• _Your instructions_
Track down each line that has the word "JSON" and copy it.

• _The data_
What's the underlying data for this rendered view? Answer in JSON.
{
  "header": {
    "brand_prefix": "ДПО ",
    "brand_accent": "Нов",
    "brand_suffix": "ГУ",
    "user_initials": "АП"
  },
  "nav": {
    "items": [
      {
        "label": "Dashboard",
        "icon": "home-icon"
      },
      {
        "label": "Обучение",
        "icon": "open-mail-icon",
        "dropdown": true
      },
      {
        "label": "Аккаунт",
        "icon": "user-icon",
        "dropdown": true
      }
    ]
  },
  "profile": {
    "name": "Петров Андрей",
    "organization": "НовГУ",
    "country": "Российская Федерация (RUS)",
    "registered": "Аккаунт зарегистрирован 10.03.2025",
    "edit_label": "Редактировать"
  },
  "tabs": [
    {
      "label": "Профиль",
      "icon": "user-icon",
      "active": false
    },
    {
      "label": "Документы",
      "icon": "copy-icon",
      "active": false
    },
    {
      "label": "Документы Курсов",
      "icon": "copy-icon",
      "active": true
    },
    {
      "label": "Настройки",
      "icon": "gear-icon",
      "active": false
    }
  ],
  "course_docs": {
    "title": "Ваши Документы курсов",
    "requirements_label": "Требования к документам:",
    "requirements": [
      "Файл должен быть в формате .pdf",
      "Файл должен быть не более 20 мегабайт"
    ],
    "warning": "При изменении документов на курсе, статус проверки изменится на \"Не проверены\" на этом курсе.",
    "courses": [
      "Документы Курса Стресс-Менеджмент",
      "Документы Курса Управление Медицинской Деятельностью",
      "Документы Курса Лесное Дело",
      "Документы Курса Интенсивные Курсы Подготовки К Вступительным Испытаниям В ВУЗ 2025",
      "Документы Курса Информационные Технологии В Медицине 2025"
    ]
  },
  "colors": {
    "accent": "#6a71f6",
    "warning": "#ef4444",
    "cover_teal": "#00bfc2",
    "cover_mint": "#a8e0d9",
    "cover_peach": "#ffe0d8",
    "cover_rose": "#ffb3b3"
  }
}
---
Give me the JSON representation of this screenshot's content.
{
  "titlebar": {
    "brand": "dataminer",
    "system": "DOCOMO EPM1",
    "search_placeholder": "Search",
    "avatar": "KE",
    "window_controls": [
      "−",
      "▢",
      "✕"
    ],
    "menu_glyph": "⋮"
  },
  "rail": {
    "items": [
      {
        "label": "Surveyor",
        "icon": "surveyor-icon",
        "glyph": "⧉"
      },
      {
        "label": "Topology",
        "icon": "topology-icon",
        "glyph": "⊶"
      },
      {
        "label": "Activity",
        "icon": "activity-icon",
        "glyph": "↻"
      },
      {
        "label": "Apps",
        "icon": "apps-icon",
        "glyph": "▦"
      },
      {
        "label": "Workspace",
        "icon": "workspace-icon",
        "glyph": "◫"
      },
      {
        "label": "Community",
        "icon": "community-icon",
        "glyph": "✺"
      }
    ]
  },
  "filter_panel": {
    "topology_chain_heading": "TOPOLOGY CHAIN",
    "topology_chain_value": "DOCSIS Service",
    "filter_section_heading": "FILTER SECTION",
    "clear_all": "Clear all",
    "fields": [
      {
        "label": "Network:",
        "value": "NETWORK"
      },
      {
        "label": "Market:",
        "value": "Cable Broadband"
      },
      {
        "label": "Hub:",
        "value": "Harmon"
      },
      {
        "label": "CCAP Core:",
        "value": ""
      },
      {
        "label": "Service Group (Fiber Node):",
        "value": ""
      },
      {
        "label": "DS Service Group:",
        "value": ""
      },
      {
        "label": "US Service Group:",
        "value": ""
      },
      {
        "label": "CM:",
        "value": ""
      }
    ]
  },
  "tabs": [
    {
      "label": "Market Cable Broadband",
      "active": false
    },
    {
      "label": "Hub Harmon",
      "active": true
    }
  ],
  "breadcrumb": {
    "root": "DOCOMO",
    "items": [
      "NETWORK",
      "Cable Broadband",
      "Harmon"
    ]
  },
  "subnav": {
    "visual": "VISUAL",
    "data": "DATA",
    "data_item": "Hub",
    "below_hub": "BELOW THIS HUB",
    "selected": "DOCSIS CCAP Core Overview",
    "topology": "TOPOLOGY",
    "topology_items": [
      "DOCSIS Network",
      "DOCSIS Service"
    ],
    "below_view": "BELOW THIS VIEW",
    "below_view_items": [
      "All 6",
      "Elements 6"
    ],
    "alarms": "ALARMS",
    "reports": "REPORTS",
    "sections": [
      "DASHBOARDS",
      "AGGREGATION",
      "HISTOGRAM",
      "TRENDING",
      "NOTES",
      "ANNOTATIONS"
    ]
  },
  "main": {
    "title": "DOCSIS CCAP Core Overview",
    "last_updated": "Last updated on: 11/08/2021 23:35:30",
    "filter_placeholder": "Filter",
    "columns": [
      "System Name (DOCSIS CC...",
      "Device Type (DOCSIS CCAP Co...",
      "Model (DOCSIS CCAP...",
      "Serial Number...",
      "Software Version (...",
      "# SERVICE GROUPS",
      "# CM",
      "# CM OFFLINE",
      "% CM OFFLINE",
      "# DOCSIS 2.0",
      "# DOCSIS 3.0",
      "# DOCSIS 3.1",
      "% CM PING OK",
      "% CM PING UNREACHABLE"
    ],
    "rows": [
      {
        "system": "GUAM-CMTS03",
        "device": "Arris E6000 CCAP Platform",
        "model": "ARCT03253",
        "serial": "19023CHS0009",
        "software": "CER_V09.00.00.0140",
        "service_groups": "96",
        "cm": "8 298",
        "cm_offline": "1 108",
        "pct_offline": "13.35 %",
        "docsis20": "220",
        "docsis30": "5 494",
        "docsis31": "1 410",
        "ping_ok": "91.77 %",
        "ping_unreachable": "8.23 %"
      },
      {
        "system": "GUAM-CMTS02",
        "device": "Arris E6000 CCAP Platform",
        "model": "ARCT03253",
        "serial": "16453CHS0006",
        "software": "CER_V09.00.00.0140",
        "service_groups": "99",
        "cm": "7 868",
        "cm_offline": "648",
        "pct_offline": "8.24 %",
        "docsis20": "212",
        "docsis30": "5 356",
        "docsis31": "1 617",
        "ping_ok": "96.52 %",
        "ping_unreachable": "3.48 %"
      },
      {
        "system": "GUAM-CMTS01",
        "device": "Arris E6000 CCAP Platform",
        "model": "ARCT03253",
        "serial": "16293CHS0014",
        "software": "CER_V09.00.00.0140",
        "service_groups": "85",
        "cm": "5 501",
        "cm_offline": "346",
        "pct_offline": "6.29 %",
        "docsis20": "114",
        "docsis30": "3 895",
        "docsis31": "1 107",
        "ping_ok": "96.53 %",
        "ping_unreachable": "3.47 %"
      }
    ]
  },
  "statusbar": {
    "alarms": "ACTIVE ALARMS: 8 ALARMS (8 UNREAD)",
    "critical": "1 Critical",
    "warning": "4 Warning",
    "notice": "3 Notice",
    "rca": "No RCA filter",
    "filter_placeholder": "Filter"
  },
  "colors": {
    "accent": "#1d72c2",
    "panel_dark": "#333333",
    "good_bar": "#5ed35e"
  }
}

• _The answer_
What's the underlying data for this rendered view? Answer in JSON.
Give me the JSON representation of this screenshot's content.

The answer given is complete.